(Figure content listings)
___

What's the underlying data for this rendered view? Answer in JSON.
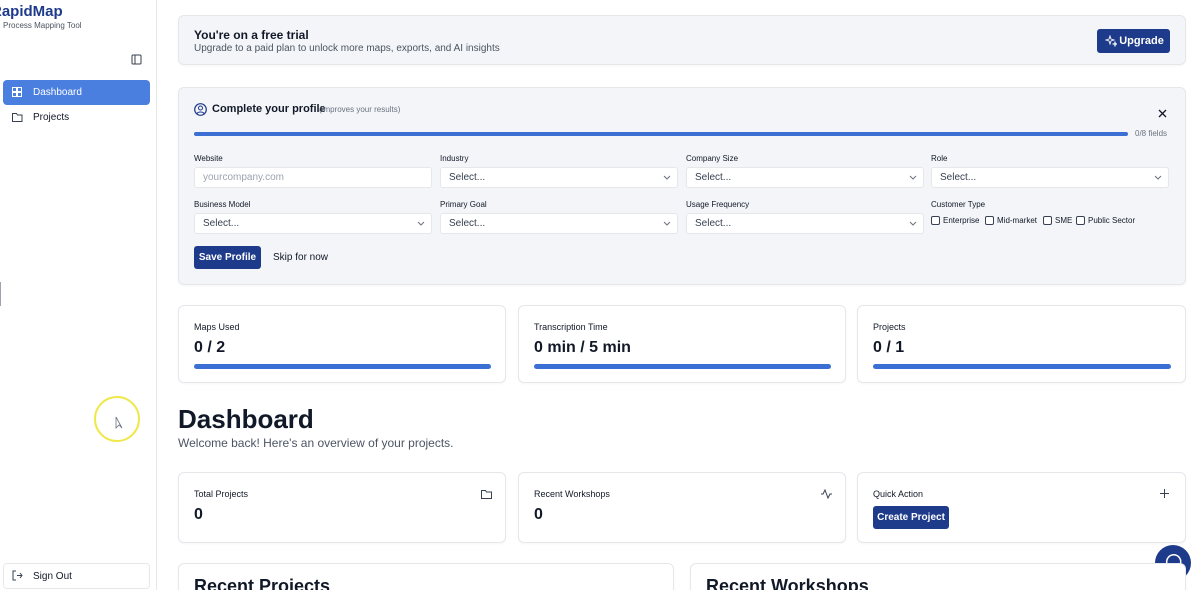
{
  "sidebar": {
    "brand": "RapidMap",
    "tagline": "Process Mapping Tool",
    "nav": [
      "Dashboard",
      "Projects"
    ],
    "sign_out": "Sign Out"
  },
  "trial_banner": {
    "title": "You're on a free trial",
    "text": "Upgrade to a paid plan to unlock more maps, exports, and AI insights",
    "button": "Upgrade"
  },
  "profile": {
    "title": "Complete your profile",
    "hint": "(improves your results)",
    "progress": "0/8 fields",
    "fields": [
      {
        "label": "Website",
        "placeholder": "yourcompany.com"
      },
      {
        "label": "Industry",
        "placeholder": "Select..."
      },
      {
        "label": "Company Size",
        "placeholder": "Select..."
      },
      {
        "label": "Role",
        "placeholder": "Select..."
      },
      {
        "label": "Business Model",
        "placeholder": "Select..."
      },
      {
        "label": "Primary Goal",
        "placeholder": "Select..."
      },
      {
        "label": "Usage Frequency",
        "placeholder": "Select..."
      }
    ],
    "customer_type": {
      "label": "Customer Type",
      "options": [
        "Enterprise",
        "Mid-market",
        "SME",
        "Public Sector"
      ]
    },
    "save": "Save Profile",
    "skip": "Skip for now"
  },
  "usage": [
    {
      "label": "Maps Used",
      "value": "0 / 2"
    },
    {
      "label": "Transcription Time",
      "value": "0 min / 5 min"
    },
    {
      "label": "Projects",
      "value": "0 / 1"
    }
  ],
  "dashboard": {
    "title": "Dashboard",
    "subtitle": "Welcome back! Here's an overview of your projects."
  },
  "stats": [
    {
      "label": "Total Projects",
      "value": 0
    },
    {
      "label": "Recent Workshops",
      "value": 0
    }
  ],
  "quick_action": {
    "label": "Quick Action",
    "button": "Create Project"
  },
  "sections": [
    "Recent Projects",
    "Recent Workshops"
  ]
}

___

▶ [TASK PROMPT]: Copy all lines from the entries that contain the word "button".

▶ [EXERCISE RESPONSE]:
    "button": "Upgrade"
    "button": "Create Project"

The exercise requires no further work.